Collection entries
**********

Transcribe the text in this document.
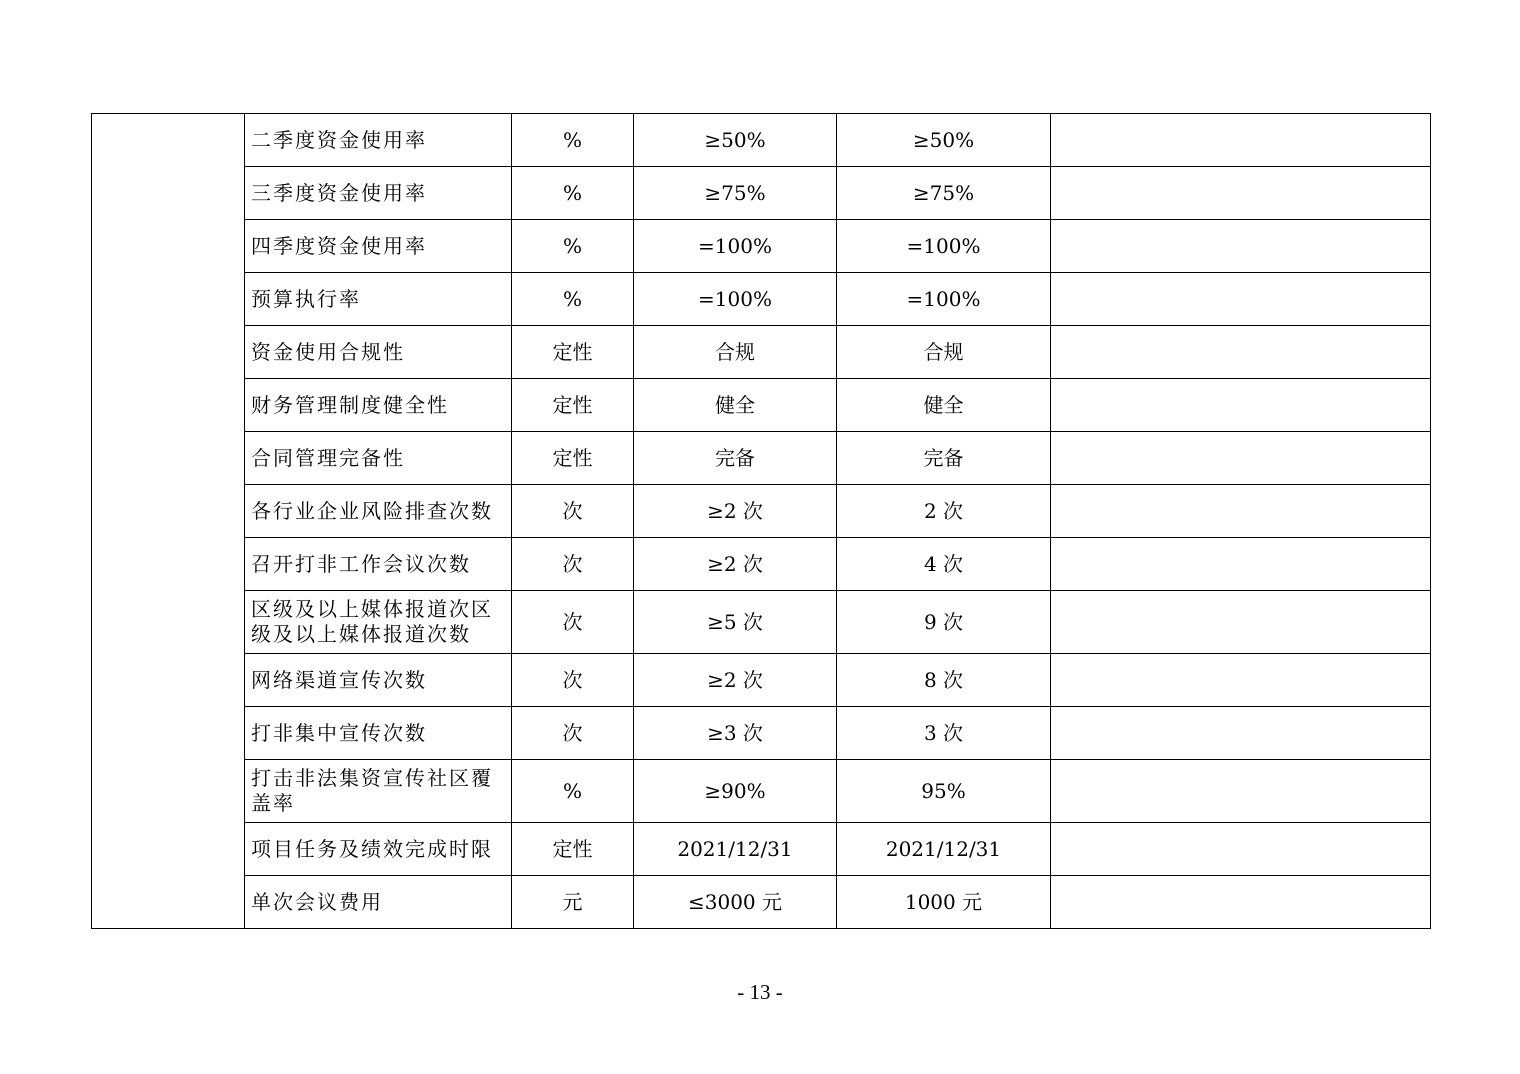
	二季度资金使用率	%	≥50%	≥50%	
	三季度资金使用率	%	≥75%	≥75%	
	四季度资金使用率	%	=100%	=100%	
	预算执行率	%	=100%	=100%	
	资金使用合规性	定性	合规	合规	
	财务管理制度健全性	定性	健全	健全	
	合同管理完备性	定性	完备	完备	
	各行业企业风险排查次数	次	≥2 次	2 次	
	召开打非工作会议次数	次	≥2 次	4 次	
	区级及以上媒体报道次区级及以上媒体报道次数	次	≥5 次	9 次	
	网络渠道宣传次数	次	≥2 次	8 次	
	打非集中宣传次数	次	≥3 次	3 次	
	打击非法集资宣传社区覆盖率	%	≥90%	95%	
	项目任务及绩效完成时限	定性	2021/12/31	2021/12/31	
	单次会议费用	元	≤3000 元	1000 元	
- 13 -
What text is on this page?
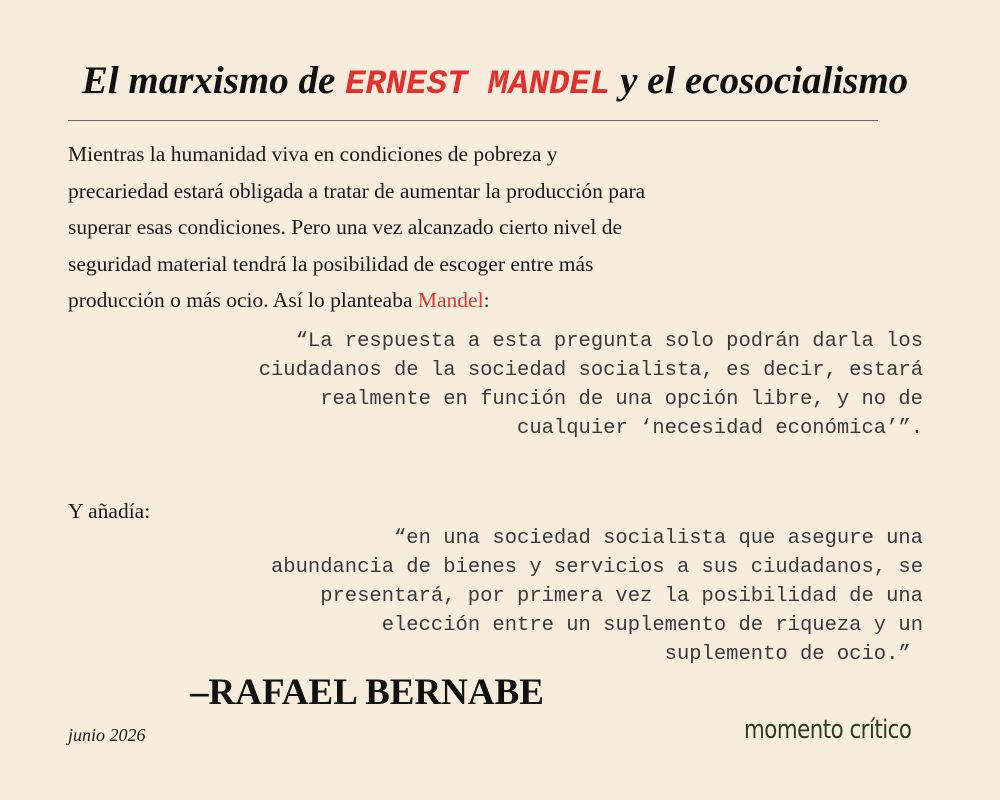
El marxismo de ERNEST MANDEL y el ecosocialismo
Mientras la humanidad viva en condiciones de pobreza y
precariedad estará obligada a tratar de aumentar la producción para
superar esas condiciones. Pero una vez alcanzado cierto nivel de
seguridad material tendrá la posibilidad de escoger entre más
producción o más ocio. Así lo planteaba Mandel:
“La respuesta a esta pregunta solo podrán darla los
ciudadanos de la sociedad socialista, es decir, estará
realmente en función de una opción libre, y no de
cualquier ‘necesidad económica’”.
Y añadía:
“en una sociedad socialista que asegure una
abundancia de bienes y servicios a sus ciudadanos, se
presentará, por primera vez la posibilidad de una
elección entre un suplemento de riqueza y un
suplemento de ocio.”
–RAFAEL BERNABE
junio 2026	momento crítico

**********

▶ INSTRUCTIONS TO FOLLOW: Copy each line of the data that contains the word "sociedad".

▶ FINAL ANSWER:
ciudadanos de la sociedad socialista, es decir, estará
“en una sociedad socialista que asegure una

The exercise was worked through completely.